Go through the listing and copy each line with the string "heating".

>>

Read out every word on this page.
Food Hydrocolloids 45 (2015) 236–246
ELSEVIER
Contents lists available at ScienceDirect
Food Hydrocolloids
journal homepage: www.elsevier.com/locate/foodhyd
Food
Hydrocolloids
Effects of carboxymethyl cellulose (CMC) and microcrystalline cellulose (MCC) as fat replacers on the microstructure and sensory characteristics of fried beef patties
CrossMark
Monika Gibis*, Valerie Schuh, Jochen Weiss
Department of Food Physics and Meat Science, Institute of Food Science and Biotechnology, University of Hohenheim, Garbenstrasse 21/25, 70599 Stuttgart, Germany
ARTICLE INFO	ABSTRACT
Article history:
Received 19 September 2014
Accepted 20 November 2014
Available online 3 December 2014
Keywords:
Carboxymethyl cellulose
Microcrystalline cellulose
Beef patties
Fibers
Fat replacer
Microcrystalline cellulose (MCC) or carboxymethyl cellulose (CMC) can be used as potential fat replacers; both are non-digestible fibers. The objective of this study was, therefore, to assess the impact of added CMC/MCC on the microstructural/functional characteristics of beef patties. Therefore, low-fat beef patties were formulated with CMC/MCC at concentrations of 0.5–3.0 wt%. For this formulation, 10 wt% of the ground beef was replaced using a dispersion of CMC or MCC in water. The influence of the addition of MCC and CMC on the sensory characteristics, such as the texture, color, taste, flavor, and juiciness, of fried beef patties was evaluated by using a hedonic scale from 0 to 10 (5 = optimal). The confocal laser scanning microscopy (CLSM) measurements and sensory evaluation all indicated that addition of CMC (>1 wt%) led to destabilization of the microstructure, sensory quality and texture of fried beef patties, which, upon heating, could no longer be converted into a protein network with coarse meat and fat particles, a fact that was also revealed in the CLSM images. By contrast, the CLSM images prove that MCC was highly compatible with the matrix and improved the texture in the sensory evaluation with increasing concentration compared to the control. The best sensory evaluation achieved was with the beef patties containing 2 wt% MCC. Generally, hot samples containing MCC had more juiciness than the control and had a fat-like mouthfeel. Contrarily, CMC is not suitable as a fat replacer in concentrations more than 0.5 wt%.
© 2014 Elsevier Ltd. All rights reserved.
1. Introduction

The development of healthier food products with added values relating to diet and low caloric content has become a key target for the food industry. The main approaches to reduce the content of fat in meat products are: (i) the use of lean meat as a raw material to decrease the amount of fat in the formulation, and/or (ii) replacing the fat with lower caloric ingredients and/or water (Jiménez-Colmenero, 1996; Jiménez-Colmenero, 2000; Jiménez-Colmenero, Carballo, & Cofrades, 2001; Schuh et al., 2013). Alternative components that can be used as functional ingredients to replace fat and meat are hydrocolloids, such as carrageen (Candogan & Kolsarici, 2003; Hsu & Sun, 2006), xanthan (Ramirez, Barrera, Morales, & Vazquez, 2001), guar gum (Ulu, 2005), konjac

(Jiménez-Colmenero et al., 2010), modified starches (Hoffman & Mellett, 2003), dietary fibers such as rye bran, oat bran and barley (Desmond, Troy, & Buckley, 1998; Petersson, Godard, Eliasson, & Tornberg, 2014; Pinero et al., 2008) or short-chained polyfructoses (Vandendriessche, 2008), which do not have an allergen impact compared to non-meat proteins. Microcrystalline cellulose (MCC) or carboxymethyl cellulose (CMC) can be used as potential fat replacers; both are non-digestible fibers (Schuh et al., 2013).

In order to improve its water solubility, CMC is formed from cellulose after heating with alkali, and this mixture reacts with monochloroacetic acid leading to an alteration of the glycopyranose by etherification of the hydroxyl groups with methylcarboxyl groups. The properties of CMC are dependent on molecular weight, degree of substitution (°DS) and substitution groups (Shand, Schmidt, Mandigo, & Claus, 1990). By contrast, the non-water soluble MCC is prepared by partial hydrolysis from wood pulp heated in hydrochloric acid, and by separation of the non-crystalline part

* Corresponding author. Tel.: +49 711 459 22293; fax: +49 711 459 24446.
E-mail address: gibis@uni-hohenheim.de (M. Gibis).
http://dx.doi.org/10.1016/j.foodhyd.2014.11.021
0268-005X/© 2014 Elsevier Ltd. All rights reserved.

<<

--- Answer section ---
Microcrystalline cellulose (MCC) or carboxymethyl cellulose (CMC) can be used as potential fat replacers; both are non-digestible fibers. The objective of this study was, therefore, to assess the impact of added CMC/MCC on the microstructural/functional characteristics of beef patties. Therefore, low-fat beef patties were formulated with CMC/MCC at concentrations of 0.5–3.0 wt%. For this formulation, 10 wt% of the ground beef was replaced using a dispersion of CMC or MCC in water. The influence of the addition of MCC and CMC on the sensory characteristics, such as the texture, color, taste, flavor, and juiciness, of fried beef patties was evaluated by using a hedonic scale from 0 to 10 (5 = optimal). The confocal laser scanning microscopy (CLSM) measurements and sensory evaluation all indicated that addition of CMC (>1 wt%) led to destabilization of the microstructure, sensory quality and texture of fried beef patties, which, upon heating, could no longer be converted into a protein network with coarse meat and fat particles, a fact that was also revealed in the CLSM images. By contrast, the CLSM images prove that MCC was highly compatible with the matrix and improved the texture in the sensory evaluation with increasing concentration compared to the control. The best sensory evaluation achieved was with the beef patties containing 2 wt% MCC. Generally, hot samples containing MCC had more juiciness than the control and had a fat-like mouthfeel. Contrarily, CMC is not suitable as a fat replacer in concentrations more than 0.5 wt%.
In order to improve its water solubility, CMC is formed from cellulose after heating with alkali, and this mixture reacts with monochloroacetic acid leading to an alteration of the glycopyranose by etherification of the hydroxyl groups with methylcarboxyl groups. The properties of CMC are dependent on molecular weight, degree of substitution (°DS) and substitution groups (Shand, Schmidt, Mandigo, & Claus, 1990). By contrast, the non-water soluble MCC is prepared by partial hydrolysis from wood pulp heated in hydrochloric acid, and by separation of the non-crystalline part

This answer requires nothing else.